| Work required |
Find each line holding "Rate" and copy it out.

________________________________________

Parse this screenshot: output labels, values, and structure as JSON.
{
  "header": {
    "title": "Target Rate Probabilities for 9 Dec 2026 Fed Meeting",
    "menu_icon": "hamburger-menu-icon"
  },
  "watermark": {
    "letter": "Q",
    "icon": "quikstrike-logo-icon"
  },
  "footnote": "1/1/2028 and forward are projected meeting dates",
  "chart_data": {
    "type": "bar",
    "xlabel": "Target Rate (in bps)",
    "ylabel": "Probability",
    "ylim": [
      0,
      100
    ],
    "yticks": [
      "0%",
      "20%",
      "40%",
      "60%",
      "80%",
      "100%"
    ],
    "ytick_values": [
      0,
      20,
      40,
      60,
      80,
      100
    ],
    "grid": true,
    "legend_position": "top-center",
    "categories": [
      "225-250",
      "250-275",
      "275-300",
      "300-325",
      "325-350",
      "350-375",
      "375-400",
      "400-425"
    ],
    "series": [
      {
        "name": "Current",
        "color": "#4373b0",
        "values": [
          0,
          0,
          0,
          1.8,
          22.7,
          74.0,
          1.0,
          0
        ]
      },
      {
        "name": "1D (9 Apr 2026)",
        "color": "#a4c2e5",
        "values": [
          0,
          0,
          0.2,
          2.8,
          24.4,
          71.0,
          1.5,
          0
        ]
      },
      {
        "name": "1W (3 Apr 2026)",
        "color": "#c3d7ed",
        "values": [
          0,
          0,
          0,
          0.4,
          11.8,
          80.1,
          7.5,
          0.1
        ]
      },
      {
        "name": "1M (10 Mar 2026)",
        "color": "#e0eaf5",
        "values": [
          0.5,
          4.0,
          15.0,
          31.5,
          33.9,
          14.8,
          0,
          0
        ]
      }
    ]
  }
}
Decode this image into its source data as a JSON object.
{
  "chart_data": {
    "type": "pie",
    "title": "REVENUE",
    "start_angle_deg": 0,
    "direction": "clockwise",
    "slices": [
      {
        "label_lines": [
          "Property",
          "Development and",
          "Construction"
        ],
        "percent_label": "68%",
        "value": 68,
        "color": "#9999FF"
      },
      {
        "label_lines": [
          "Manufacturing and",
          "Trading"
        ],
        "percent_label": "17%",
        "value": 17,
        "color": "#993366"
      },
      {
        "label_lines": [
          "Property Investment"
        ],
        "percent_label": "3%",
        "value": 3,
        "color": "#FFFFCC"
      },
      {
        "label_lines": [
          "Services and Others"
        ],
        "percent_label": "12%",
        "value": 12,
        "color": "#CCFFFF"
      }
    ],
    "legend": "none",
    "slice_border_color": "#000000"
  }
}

________________________________________

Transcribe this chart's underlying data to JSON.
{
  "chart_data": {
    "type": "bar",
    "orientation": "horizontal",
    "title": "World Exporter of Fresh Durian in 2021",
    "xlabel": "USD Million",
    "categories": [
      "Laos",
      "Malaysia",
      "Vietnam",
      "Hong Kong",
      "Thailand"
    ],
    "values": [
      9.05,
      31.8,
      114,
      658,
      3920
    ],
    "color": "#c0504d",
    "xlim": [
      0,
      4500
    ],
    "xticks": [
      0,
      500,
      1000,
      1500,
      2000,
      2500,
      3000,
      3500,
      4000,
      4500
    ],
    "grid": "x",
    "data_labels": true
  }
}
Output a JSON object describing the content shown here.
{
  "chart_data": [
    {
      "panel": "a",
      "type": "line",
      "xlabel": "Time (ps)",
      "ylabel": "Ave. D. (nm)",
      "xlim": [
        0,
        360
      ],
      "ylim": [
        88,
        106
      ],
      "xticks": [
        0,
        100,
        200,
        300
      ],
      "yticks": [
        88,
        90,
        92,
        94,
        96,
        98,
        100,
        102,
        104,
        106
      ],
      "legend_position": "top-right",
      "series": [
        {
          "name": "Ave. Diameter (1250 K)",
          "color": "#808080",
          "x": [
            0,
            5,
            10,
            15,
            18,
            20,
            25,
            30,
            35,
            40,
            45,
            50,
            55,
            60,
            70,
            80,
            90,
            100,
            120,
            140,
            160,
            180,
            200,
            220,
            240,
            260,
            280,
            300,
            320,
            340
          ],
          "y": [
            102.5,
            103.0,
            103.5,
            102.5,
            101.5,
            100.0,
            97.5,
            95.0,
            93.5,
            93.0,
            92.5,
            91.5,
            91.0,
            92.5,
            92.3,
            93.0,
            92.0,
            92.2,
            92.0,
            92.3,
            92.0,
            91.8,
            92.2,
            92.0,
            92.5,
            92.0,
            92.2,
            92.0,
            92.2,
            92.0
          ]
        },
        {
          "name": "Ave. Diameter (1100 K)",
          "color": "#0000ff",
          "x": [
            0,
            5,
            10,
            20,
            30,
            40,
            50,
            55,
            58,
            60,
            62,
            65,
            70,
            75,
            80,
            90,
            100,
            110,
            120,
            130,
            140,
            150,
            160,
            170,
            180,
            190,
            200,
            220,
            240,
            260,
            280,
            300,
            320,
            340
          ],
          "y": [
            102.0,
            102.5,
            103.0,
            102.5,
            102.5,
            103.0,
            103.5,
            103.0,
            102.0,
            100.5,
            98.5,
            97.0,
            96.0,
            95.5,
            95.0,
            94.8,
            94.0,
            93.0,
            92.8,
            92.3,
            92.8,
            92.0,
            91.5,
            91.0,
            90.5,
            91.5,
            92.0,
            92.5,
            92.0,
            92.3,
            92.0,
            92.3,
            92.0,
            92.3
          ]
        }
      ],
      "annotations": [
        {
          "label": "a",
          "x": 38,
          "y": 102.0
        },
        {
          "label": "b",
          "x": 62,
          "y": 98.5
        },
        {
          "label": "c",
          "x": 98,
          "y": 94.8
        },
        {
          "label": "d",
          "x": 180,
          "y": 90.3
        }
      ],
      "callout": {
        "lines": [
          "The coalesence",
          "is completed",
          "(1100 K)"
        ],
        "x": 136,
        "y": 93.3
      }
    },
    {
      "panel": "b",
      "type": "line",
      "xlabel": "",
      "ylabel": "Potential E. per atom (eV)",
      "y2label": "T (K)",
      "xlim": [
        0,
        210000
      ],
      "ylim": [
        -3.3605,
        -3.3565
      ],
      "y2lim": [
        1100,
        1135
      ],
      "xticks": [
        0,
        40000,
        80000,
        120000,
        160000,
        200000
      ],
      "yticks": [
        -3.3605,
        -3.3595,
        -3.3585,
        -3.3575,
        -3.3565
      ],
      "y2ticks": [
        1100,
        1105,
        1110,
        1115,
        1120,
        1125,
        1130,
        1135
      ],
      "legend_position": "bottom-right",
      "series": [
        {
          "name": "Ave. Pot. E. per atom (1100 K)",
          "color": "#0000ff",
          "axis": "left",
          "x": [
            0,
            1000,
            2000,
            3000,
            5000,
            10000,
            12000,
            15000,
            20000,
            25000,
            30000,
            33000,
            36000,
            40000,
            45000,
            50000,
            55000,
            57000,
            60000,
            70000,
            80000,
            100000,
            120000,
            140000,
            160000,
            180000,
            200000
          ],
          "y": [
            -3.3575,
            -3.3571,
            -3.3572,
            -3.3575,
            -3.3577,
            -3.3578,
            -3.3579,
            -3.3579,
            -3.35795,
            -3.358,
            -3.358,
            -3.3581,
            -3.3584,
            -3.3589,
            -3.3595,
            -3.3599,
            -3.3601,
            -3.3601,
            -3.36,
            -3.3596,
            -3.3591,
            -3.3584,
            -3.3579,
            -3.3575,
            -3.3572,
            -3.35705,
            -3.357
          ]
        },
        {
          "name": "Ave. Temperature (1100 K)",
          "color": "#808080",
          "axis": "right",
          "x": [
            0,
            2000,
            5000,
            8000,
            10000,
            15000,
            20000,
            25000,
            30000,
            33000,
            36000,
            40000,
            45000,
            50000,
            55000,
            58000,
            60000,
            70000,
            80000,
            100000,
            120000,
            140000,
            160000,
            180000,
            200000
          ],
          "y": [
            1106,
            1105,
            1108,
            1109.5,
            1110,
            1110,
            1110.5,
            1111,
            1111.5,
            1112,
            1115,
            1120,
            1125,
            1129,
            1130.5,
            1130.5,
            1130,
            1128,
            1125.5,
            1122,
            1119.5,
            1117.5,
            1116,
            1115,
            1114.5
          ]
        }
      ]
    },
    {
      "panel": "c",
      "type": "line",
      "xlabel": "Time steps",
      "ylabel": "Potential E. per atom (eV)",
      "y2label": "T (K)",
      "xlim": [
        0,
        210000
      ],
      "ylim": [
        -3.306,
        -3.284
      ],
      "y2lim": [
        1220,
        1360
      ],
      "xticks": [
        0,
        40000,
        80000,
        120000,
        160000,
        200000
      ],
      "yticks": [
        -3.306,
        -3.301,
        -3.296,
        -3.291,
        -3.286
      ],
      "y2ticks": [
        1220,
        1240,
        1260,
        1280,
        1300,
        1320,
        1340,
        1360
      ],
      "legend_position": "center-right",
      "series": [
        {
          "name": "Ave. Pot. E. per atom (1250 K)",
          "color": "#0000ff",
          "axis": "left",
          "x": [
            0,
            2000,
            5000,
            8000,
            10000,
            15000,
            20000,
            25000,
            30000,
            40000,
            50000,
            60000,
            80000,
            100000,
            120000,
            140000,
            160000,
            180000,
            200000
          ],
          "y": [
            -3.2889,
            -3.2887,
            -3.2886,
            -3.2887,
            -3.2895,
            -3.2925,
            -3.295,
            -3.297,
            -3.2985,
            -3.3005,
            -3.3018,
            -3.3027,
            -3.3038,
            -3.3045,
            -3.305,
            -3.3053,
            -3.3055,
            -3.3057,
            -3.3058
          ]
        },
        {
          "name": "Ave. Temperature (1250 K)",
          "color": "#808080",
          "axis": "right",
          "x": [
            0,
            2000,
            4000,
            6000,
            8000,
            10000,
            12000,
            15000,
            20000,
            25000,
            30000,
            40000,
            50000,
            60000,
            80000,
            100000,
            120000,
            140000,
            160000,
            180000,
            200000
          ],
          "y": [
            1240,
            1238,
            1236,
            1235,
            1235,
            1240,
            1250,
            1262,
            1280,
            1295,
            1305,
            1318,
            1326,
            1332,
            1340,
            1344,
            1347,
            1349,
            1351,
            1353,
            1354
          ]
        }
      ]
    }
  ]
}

________________________________________

| Response to this task |
    "title": "Target Rate Probabilities for 9 Dec 2026 Fed Meeting",
    "xlabel": "Target Rate (in bps)",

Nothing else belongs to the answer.